Шевеление корней

№ 2010 / 28, 23.02.2015

Ещё до­цве­та­ют лан­ды­ши. В тра­вах блед­но-ро­зо­вые цве­ты ши­пов­ни­ка. Солн­це са­дит­ся. Про­ла­я­ла ко­су­ля. Уда­ри­ла в ко­ло­кол ку­куш­ка. При­хо­жу в се­бя по­сле бро­с­ка по до­ро­гам. Ста­рый ве­ло­си­пед слу­жил лет двад­цать пять и раз­ва­лил­ся.

Свет белый с четырёх сторон


И сверху – облака.


А.Твардовский. Страна Муравия



Лодка, река, песок






Олег ЕРМАКОВ
Олег ЕРМАКОВ

Ещё доцветают ландыши. В травах бледно-розовые цветы шиповника. Солнце садится. Пролаяла косуля. Ударила в колокол кукушка. Прихожу в себя после броска по дорогам. Старый велосипед служил лет двадцать пять и развалился. Прошло три-четыре года, и вот появились деньги, купил новый, семь скоростей, отличный багажник. Ещё бы прикупить и здоровья…


Но утром всё было в норме. Позавтракал, наладил удочку. Днепр полноводный после дождей, лениво катит свои тонны, качает мой поплавок. В глубинах ходят рыбы.


И ни одна не клюёт.


А комары и слепни беснуются. Рвутся сквозь дым костра и аэрозоль к твоим жилам. На Рыжем ручье открываю мыльницу – оттуда с тяжким гудением вылетает слепень. К лагерю прихожу с котелками, полными воды, веточек, цветочных лепестков и битых слепней. Приноровился носить котелки в одной руке, а другой отбиваться от ненасытного ворога.

МАТЕРИАЛ
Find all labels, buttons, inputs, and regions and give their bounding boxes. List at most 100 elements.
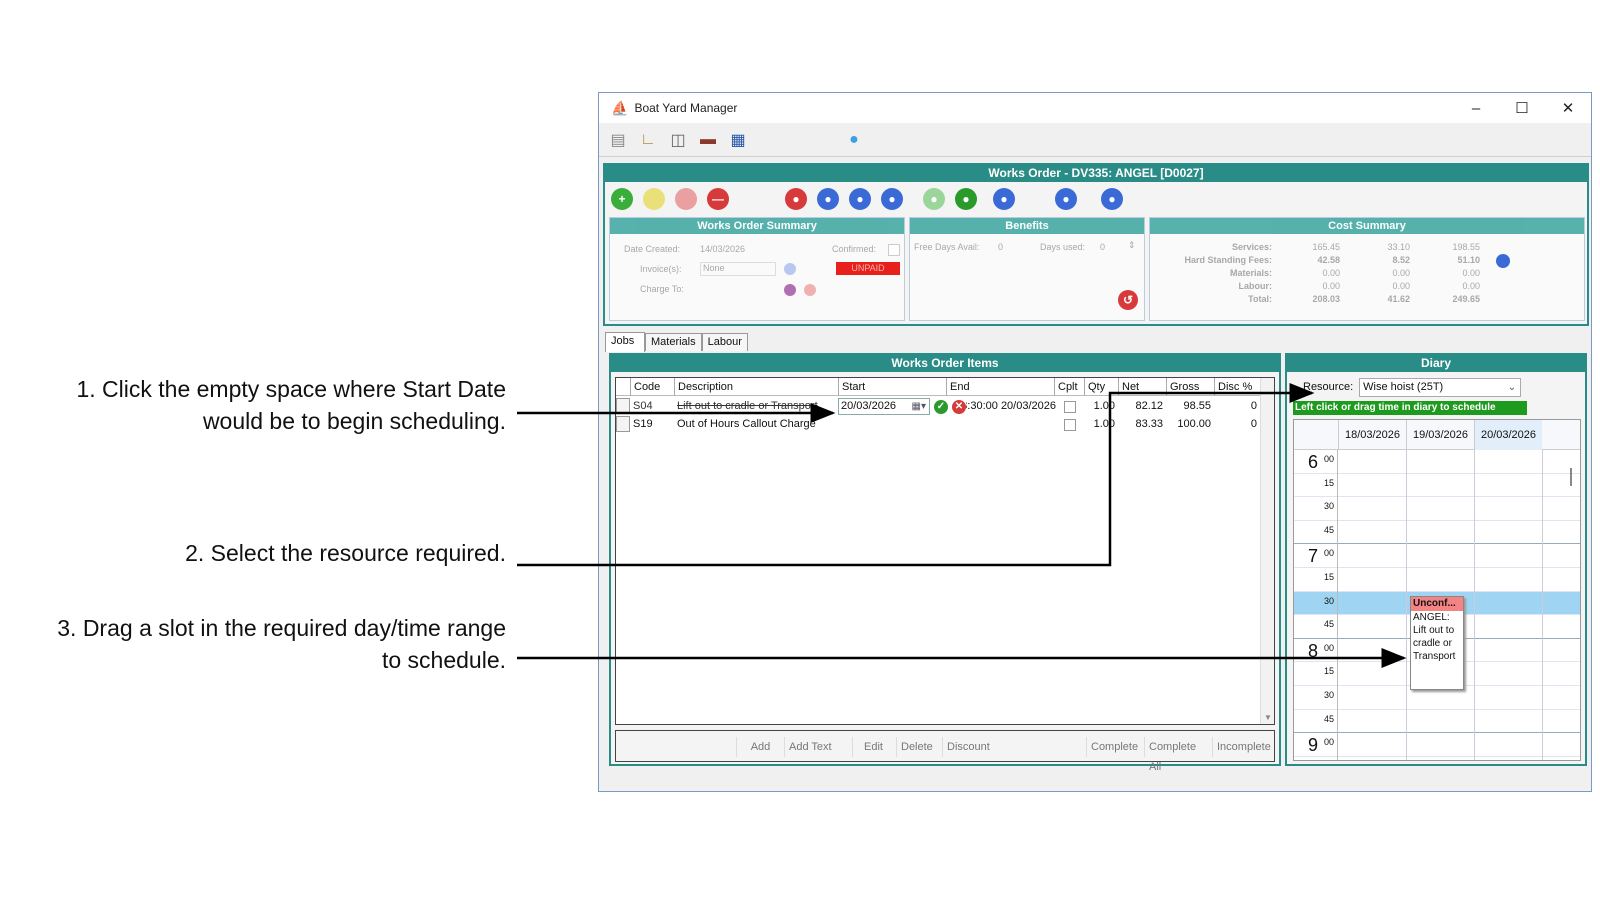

ЗАДАНИЕ
Продолжите текст о летних днях у Днепра, начиная сразу после слов «отбиваться от ненасытного ворога». Данные никак не связаны с текстом.

ОТВЕТ
Три дня пас с удочкой рыбу, и она паслась себе, не обращая на меня внимания. Поплавок качался, кружился в водоворотах, и я уже не смотрел на него, а глазел на перелетающих парами с берега на берег соек, на плывущие облака, слушал брачную трель дятла в дубраве. Однажды на реке появилось бревно. Приблизилось и обернулось полузатопленной плоскодонкой. Я уже хотел было броситься в воду и перехватить её, но вовремя вспомнил, что нет весла. А выстругивать из дерева в такую духотищу – себе дороже. Лодка медленно прошла мимо. Да и ладно, у меня есть прекрасное средство передвижения – велосипед, зелёный, с блестящими крыльями. А рыба если не берёт у берега, не будет клевать и дальше. Нет, пора уходить, меня ещё ждут другие стоянки. И я собрал удочку, скрутил спальник, вложил котелок в котелок, свернул палатку, приторочил рюкзак и, махнув приютившему меня месту на прощание солдатской выгоревшей на солнце шапкой – ох, языческий это жест, но ничего не поделаешь, привычка с байкальских ещё времён, в заповеднике у каждого зимовья был «хозяин» – начал пробиваться сквозь душные жужжащие травы к дороге.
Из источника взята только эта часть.